------ Supplied records ------

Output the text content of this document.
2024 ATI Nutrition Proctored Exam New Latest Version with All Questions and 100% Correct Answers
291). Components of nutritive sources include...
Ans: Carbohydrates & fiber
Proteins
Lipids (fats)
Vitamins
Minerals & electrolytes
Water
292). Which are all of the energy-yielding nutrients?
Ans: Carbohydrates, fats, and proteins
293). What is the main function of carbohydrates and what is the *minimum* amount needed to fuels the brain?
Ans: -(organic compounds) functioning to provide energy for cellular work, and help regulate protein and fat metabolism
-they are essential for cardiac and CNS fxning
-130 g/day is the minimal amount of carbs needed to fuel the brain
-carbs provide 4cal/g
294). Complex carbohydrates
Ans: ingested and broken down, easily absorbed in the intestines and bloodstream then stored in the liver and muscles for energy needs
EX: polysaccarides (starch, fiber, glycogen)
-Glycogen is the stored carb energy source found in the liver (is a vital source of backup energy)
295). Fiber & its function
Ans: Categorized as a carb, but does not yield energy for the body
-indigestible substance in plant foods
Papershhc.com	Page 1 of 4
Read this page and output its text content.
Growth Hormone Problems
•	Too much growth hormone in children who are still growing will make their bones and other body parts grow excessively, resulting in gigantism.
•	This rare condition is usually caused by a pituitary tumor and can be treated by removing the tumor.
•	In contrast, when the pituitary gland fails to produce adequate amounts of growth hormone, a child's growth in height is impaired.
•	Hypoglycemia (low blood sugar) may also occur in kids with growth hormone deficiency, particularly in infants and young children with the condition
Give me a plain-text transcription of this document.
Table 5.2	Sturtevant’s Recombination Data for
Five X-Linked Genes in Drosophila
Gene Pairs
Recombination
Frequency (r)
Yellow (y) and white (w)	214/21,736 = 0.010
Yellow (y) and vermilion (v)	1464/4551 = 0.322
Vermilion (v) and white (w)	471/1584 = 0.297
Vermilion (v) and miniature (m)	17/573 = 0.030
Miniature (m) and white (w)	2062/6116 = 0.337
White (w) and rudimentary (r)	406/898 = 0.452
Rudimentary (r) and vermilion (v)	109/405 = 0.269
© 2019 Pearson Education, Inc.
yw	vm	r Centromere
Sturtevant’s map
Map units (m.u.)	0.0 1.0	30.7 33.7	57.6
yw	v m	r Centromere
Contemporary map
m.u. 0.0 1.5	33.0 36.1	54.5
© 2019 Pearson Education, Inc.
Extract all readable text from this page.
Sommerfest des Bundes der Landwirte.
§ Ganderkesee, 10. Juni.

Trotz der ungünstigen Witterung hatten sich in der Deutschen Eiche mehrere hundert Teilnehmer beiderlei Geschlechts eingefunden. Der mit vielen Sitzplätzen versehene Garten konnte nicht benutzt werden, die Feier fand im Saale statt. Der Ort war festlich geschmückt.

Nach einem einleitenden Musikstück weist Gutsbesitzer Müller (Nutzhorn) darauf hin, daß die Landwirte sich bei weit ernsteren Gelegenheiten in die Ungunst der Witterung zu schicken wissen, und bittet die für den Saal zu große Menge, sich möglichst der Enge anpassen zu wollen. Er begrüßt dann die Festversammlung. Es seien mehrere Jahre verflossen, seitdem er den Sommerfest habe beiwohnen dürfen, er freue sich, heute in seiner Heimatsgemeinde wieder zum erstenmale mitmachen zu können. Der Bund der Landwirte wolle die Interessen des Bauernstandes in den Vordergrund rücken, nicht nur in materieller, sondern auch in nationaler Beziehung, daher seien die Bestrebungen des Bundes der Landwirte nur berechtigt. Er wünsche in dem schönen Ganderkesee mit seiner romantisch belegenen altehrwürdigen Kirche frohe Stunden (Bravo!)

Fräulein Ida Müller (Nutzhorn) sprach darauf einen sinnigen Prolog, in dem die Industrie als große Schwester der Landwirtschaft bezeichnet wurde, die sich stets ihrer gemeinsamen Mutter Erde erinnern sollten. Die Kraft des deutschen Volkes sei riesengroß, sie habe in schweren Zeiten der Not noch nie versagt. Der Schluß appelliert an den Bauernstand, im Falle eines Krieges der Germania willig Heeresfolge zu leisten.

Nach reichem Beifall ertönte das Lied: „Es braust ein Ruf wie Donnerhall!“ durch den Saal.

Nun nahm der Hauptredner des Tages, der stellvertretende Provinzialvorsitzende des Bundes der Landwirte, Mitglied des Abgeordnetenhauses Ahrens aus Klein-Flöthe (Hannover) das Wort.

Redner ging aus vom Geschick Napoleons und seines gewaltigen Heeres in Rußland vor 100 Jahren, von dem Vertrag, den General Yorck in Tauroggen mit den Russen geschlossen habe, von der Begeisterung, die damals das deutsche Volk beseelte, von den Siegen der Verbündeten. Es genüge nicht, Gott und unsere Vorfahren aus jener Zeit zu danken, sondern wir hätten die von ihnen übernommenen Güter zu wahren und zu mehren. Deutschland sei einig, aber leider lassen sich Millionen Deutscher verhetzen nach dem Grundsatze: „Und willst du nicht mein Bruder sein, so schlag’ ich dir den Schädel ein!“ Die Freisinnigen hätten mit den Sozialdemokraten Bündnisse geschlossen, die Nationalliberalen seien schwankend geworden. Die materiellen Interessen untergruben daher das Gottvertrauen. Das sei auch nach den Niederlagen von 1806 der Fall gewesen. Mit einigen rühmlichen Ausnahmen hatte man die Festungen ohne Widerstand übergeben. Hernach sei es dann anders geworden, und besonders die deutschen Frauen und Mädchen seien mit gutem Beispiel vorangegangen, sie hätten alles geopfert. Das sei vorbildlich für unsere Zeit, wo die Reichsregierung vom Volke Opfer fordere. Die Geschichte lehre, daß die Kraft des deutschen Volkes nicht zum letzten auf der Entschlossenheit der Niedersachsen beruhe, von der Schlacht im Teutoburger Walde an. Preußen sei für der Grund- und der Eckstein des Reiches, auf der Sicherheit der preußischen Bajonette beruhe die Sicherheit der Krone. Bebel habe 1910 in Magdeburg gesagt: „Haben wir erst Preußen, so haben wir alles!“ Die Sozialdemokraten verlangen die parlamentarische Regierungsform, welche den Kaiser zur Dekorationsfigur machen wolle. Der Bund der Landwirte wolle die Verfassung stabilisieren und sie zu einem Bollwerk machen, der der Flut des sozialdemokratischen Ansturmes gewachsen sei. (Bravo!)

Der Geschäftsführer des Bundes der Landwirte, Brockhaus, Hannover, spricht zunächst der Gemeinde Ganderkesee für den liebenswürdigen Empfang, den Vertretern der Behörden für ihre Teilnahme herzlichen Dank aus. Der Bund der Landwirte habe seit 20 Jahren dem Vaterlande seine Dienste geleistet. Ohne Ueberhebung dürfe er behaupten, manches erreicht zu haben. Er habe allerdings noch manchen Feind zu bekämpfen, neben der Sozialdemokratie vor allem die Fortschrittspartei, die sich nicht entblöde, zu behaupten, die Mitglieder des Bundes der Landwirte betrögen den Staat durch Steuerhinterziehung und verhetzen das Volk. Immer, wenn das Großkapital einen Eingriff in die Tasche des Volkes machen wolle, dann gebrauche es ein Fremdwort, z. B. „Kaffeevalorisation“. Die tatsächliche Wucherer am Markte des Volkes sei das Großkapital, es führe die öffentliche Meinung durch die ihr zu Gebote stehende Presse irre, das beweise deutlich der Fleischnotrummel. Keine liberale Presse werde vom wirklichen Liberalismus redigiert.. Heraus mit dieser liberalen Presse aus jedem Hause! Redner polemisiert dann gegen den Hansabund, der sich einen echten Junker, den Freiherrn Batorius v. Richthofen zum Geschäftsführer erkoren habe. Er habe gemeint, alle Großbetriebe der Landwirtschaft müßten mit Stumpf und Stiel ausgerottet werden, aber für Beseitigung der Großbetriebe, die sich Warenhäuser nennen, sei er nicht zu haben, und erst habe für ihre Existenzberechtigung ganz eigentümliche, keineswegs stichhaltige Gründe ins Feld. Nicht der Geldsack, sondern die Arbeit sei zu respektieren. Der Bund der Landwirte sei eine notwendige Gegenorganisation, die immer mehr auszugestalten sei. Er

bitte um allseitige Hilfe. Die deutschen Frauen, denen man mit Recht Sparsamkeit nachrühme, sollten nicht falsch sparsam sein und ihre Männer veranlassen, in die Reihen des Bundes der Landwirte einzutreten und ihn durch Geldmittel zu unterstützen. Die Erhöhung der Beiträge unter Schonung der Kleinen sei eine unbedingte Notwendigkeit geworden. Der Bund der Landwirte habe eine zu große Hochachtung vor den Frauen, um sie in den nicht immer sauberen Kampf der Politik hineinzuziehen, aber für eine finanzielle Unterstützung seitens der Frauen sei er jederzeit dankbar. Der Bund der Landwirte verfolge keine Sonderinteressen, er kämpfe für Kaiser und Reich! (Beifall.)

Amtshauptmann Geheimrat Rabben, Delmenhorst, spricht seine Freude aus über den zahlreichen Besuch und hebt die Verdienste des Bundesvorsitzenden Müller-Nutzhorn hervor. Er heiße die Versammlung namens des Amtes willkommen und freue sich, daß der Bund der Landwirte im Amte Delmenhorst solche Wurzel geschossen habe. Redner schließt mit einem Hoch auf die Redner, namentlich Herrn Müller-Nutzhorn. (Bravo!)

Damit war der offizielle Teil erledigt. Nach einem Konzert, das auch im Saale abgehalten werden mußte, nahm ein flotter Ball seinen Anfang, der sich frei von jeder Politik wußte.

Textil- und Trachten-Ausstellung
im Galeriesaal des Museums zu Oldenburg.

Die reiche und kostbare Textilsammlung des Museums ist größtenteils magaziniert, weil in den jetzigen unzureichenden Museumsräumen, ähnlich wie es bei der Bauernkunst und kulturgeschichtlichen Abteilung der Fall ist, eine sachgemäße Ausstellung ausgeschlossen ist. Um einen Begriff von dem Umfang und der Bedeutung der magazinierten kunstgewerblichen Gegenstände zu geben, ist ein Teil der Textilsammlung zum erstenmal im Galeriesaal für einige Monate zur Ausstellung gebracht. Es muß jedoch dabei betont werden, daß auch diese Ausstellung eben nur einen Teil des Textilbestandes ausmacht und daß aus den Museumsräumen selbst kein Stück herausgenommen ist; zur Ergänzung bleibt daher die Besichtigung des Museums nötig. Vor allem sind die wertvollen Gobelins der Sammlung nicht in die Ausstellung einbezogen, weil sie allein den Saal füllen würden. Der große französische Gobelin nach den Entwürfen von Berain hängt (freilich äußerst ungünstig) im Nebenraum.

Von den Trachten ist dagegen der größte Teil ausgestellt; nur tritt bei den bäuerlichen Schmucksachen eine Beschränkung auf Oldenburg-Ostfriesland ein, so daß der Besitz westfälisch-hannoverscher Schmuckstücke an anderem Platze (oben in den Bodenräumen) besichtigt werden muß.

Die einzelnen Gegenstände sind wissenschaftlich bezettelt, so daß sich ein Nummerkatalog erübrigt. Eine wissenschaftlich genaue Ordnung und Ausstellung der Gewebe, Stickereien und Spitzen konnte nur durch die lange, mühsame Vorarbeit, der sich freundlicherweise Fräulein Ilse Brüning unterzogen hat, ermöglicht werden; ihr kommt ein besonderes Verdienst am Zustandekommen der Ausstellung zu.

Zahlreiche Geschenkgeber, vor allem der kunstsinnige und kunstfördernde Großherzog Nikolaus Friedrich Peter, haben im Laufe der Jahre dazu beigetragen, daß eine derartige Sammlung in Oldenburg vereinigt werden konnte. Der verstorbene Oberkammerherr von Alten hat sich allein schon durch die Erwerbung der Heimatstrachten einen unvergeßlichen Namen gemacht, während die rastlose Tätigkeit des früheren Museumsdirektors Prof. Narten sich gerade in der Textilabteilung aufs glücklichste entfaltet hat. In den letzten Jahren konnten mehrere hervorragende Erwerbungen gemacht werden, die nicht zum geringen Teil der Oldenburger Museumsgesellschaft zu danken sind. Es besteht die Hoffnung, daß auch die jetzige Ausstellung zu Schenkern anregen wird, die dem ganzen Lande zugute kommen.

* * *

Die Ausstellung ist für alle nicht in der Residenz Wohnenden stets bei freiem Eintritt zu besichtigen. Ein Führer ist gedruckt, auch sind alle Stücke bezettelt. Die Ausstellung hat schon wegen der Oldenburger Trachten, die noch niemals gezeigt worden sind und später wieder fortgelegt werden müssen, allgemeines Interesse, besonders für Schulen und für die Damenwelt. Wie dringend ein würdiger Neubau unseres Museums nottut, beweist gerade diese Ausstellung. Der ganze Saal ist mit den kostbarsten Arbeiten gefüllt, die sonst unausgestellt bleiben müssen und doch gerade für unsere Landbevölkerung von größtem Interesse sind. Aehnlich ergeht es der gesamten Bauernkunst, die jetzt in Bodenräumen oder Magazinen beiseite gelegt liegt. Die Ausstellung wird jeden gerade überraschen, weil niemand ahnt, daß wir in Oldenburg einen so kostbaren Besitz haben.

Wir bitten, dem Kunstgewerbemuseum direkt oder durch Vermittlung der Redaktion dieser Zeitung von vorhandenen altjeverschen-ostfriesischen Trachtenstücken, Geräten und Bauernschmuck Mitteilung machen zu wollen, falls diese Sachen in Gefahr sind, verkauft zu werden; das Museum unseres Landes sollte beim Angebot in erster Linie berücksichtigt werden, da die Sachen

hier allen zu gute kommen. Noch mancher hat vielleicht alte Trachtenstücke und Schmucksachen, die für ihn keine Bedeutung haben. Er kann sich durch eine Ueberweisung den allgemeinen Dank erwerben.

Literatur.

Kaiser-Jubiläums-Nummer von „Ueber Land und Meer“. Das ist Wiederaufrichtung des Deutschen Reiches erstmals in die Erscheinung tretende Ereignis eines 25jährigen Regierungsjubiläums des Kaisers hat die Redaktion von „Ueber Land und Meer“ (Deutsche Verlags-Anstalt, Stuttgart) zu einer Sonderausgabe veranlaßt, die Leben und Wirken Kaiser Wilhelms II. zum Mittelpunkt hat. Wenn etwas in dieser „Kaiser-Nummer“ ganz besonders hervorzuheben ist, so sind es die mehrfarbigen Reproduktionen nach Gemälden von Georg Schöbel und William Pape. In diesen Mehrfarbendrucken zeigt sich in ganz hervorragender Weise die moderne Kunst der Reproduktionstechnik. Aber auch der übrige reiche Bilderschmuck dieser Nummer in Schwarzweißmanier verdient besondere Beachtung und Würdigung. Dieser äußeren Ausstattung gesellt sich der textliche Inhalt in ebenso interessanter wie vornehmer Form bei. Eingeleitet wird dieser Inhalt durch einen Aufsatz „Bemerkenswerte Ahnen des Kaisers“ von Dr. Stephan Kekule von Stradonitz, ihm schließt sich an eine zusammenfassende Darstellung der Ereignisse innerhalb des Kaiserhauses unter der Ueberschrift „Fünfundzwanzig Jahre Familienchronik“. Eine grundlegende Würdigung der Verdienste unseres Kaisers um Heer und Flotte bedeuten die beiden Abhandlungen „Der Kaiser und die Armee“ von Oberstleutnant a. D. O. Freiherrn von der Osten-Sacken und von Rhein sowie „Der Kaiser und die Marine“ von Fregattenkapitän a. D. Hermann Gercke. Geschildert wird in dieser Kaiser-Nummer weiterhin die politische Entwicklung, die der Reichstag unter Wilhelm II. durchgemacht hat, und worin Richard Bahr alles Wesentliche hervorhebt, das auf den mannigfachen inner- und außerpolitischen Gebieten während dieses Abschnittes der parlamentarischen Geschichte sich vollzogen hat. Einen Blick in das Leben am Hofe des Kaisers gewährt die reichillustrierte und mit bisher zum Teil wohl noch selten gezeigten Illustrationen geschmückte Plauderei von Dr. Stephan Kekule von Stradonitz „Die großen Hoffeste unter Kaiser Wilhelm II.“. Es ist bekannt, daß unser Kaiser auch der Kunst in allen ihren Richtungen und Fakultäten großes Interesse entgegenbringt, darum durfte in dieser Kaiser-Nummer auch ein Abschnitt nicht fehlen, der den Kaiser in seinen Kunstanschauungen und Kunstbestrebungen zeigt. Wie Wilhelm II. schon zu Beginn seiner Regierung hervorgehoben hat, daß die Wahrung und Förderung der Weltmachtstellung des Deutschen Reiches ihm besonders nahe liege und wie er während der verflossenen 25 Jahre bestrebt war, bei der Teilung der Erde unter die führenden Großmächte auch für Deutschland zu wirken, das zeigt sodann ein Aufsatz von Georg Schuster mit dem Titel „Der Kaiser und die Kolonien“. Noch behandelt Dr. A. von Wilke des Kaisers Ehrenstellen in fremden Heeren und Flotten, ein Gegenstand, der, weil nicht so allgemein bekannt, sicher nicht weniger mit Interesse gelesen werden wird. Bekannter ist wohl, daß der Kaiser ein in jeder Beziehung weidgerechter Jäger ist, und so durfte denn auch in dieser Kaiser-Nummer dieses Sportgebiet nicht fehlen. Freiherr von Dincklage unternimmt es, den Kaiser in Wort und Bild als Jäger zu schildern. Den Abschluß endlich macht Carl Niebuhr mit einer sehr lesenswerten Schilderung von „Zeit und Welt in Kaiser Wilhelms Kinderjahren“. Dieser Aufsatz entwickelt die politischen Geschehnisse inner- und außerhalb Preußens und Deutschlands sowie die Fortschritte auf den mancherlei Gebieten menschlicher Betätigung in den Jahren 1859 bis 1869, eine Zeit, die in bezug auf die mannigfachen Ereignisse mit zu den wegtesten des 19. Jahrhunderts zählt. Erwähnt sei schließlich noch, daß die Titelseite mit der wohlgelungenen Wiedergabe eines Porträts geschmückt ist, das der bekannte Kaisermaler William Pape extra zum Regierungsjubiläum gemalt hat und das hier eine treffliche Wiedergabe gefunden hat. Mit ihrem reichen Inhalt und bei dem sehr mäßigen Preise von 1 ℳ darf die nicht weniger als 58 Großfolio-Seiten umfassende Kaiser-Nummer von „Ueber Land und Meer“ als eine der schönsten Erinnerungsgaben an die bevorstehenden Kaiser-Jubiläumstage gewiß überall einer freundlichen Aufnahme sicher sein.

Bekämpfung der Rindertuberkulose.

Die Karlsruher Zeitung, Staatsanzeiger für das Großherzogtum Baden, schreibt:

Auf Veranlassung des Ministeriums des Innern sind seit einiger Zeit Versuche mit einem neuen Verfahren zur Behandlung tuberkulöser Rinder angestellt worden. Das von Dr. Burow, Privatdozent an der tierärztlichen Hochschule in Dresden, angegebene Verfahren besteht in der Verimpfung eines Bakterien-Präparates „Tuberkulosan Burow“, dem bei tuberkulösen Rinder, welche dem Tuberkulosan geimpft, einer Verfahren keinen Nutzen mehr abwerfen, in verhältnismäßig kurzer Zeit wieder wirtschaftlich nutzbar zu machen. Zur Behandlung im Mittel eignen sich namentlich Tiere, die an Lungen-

------

What to do: Copy out every line of the data that includes "document".

Exercise result:
Output the text content of this document.
Give me a plain-text transcription of this document.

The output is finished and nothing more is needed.